## SHORT TASK
Repeat the material verbatim. Images are excluded from the copy.

## MATERIAL SHOWN
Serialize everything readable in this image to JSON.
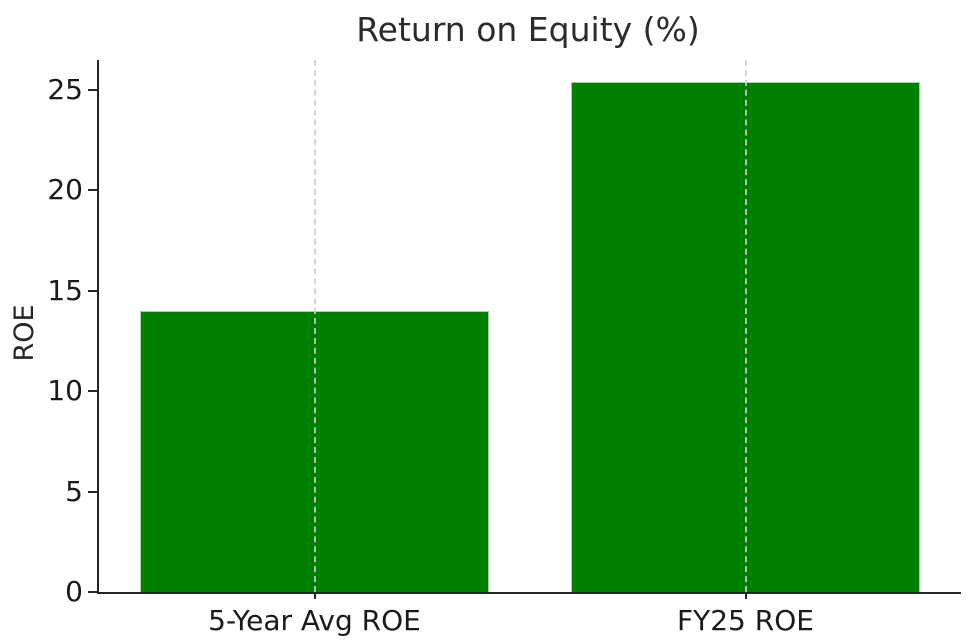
{
  "chart_data": {
    "type": "bar",
    "title": "Return on Equity (%)",
    "ylabel": "ROE",
    "xlabel": "",
    "categories": [
      "5-Year Avg ROE",
      "FY25 ROE"
    ],
    "values": [
      14.0,
      25.4
    ],
    "yticks": [
      0,
      5,
      10,
      15,
      20,
      25
    ],
    "ylim": [
      0,
      26.5
    ],
    "legend": "none",
    "grid": "vertical dashed line at each bar center",
    "bar_color": "#008000",
    "bar_edge_color": "#ffffff",
    "gridline_color": "#cdcdcd",
    "axis_color": "#262626",
    "text_color": "#1a1a1a",
    "background_color": "#ffffff"
  }
}
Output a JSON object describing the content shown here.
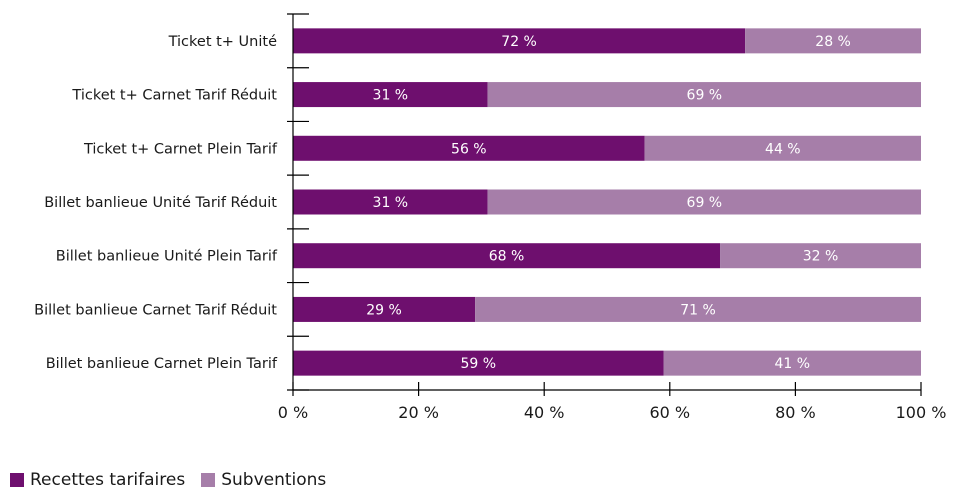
{
  "chart_data": {
    "type": "bar",
    "orientation": "horizontal",
    "stacked": true,
    "categories": [
      "Ticket t+ Unité",
      "Ticket t+ Carnet Tarif Réduit",
      "Ticket t+ Carnet Plein Tarif",
      "Billet banlieue Unité Tarif Réduit",
      "Billet banlieue Unité Plein Tarif",
      "Billet banlieue Carnet Tarif Réduit",
      "Billet banlieue Carnet Plein Tarif"
    ],
    "series": [
      {
        "name": "Recettes tarifaires",
        "color": "#6e0f6e",
        "values": [
          72,
          31,
          56,
          31,
          68,
          29,
          59
        ],
        "labels": [
          "72 %",
          "31 %",
          "56 %",
          "31 %",
          "68 %",
          "29 %",
          "59 %"
        ]
      },
      {
        "name": "Subventions",
        "color": "#a67ea9",
        "values": [
          28,
          69,
          44,
          69,
          32,
          71,
          41
        ],
        "labels": [
          "28 %",
          "69 %",
          "44 %",
          "69 %",
          "32 %",
          "71 %",
          "41 %"
        ]
      }
    ],
    "xlim": [
      0,
      100
    ],
    "xticks": [
      0,
      20,
      40,
      60,
      80,
      100
    ],
    "xtick_labels": [
      "0 %",
      "20 %",
      "40 %",
      "60 %",
      "80 %",
      "100 %"
    ],
    "grid": false,
    "legend_position": "bottom-left"
  }
}
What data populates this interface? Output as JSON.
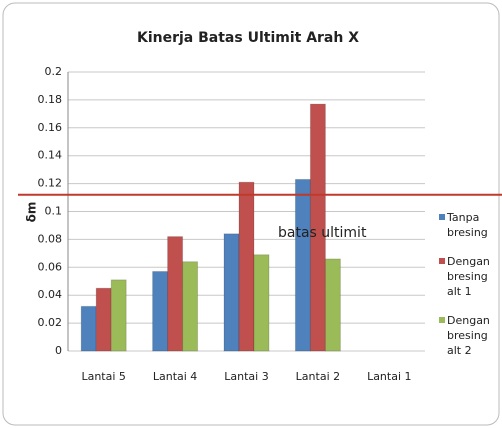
{
  "chart_data": {
    "type": "bar",
    "title": "Kinerja Batas Ultimit Arah X",
    "ylabel": "δm",
    "categories": [
      "Lantai 5",
      "Lantai 4",
      "Lantai 3",
      "Lantai 2",
      "Lantai 1"
    ],
    "series": [
      {
        "name": "Tanpa bresing",
        "color": "#4f81bd",
        "values": [
          0.032,
          0.057,
          0.084,
          0.123,
          null
        ]
      },
      {
        "name": "Dengan bresing alt 1",
        "color": "#c0504d",
        "values": [
          0.045,
          0.082,
          0.121,
          0.177,
          null
        ]
      },
      {
        "name": "Dengan bresing alt 2",
        "color": "#9bbb59",
        "values": [
          0.051,
          0.064,
          0.069,
          0.066,
          null
        ]
      }
    ],
    "reference_line": {
      "value": 0.112,
      "label": "batas ultimit",
      "color": "#c0392b"
    },
    "ylim": [
      0,
      0.2
    ],
    "yticks": [
      0,
      0.02,
      0.04,
      0.06,
      0.08,
      0.1,
      0.12,
      0.14,
      0.16,
      0.18,
      0.2
    ],
    "grid": true,
    "legend": "right"
  }
}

## EXERCISE OUTPUT
Serialize everything readable in this image to JSON.
{
  "chart_data": {
    "type": "bar",
    "title": "Return on Equity (%)",
    "ylabel": "ROE",
    "xlabel": "",
    "categories": [
      "5-Year Avg ROE",
      "FY25 ROE"
    ],
    "values": [
      14.0,
      25.4
    ],
    "yticks": [
      0,
      5,
      10,
      15,
      20,
      25
    ],
    "ylim": [
      0,
      26.5
    ],
    "legend": "none",
    "grid": "vertical dashed line at each bar center",
    "bar_color": "#008000",
    "bar_edge_color": "#ffffff",
    "gridline_color": "#cdcdcd",
    "axis_color": "#262626",
    "text_color": "#1a1a1a",
    "background_color": "#ffffff"
  }
}
Output a JSON object describing the content shown here.
{
  "chart_data": {
    "type": "bar",
    "orientation": "horizontal",
    "stacked": true,
    "categories": [
      "Ticket t+ Unité",
      "Ticket t+ Carnet Tarif Réduit",
      "Ticket t+ Carnet Plein Tarif",
      "Billet banlieue Unité Tarif Réduit",
      "Billet banlieue Unité Plein Tarif",
      "Billet banlieue Carnet Tarif Réduit",
      "Billet banlieue Carnet Plein Tarif"
    ],
    "series": [
      {
        "name": "Recettes tarifaires",
        "color": "#6e0f6e",
        "values": [
          72,
          31,
          56,
          31,
          68,
          29,
          59
        ],
        "labels": [
          "72 %",
          "31 %",
          "56 %",
          "31 %",
          "68 %",
          "29 %",
          "59 %"
        ]
      },
      {
        "name": "Subventions",
        "color": "#a67ea9",
        "values": [
          28,
          69,
          44,
          69,
          32,
          71,
          41
        ],
        "labels": [
          "28 %",
          "69 %",
          "44 %",
          "69 %",
          "32 %",
          "71 %",
          "41 %"
        ]
      }
    ],
    "xlim": [
      0,
      100
    ],
    "xticks": [
      0,
      20,
      40,
      60,
      80,
      100
    ],
    "xtick_labels": [
      "0 %",
      "20 %",
      "40 %",
      "60 %",
      "80 %",
      "100 %"
    ],
    "grid": false,
    "legend_position": "bottom-left"
  }
}
What data populates this interface? Output as JSON.
{
  "chart_data": {
    "type": "bar",
    "title": "Kinerja Batas Ultimit Arah X",
    "ylabel": "δm",
    "categories": [
      "Lantai 5",
      "Lantai 4",
      "Lantai 3",
      "Lantai 2",
      "Lantai 1"
    ],
    "series": [
      {
        "name": "Tanpa bresing",
        "color": "#4f81bd",
        "values": [
          0.032,
          0.057,
          0.084,
          0.123,
          null
        ]
      },
      {
        "name": "Dengan bresing alt 1",
        "color": "#c0504d",
        "values": [
          0.045,
          0.082,
          0.121,
          0.177,
          null
        ]
      },
      {
        "name": "Dengan bresing alt 2",
        "color": "#9bbb59",
        "values": [
          0.051,
          0.064,
          0.069,
          0.066,
          null
        ]
      }
    ],
    "reference_line": {
      "value": 0.112,
      "label": "batas ultimit",
      "color": "#c0392b"
    },
    "ylim": [
      0,
      0.2
    ],
    "yticks": [
      0,
      0.02,
      0.04,
      0.06,
      0.08,
      0.1,
      0.12,
      0.14,
      0.16,
      0.18,
      0.2
    ],
    "grid": true,
    "legend": "right"
  }
}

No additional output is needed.